• Directions: Look through the listing for the word "информирования". Copy each line that has it.

---*---

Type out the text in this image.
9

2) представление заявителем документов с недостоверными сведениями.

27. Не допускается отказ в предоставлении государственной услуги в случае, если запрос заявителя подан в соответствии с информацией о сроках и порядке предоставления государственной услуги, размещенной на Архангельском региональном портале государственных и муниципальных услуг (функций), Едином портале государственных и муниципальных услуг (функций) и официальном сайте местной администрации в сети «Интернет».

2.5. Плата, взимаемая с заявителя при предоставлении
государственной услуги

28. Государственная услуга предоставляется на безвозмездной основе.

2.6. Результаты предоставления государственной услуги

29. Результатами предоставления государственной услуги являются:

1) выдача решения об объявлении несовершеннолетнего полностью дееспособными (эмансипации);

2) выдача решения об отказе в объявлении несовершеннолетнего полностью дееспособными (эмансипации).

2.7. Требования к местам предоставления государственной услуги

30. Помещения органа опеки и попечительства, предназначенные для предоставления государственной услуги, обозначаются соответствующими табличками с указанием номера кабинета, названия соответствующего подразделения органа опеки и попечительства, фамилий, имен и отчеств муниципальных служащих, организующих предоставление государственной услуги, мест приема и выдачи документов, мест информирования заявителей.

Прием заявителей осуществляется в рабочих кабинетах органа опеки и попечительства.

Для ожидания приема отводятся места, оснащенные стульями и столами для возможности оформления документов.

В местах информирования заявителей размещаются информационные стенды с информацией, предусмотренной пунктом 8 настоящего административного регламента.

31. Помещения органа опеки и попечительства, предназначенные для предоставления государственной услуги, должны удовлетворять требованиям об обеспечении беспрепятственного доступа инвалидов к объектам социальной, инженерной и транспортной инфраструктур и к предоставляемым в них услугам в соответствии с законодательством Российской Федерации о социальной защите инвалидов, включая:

---*---

• Result of this exercise:
30. Помещения органа опеки и попечительства, предназначенные для предоставления государственной услуги, обозначаются соответствующими табличками с указанием номера кабинета, названия соответствующего подразделения органа опеки и попечительства, фамилий, имен и отчеств муниципальных служащих, организующих предоставление государственной услуги, мест приема и выдачи документов, мест информирования заявителей.
В местах информирования заявителей размещаются информационные стенды с информацией, предусмотренной пунктом 8 настоящего административного регламента.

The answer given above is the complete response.